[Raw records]
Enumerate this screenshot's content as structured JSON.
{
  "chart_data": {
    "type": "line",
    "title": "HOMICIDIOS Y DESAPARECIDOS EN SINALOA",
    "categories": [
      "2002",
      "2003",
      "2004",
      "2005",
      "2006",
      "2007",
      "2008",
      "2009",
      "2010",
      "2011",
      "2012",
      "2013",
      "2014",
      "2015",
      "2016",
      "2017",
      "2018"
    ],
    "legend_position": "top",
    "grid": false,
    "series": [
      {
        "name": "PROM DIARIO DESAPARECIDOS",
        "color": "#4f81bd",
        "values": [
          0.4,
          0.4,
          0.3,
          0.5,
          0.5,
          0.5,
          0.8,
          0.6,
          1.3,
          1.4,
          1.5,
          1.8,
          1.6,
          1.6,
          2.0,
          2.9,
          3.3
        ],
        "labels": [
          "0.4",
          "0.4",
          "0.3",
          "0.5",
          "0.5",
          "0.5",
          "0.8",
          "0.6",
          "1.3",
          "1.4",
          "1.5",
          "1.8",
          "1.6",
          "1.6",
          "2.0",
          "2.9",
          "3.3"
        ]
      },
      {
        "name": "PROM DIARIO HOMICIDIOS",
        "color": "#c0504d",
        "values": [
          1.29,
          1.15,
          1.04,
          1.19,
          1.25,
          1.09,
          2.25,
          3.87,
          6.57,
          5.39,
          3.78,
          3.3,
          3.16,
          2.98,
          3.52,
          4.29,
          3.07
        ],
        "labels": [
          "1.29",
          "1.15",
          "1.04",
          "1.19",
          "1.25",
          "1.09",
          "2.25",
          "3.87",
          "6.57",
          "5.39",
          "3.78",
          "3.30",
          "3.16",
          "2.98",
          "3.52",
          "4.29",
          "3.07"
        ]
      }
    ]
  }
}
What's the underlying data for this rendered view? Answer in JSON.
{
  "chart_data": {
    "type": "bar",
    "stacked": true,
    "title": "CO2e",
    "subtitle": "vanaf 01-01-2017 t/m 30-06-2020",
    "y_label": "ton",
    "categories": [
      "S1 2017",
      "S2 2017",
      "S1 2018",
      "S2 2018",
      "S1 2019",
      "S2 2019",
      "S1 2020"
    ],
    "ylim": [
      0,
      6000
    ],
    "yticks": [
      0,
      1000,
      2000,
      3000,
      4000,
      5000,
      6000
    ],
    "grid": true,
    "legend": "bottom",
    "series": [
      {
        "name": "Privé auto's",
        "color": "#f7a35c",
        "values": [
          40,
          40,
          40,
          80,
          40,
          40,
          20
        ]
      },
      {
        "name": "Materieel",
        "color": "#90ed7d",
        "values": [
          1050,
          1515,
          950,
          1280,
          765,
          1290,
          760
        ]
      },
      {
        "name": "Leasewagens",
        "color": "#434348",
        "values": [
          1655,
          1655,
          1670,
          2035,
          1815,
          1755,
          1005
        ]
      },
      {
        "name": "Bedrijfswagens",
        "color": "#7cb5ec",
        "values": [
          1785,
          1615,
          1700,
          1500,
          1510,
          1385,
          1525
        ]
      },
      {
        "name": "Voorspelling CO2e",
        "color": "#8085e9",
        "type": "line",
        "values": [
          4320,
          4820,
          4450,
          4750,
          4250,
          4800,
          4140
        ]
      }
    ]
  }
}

▶ **What the task requires**
Read through the entries and copy every line that includes "DIARIO".

▶ **Solution to this exercise**
        "name": "PROM DIARIO DESAPARECIDOS",
        "name": "PROM DIARIO HOMICIDIOS",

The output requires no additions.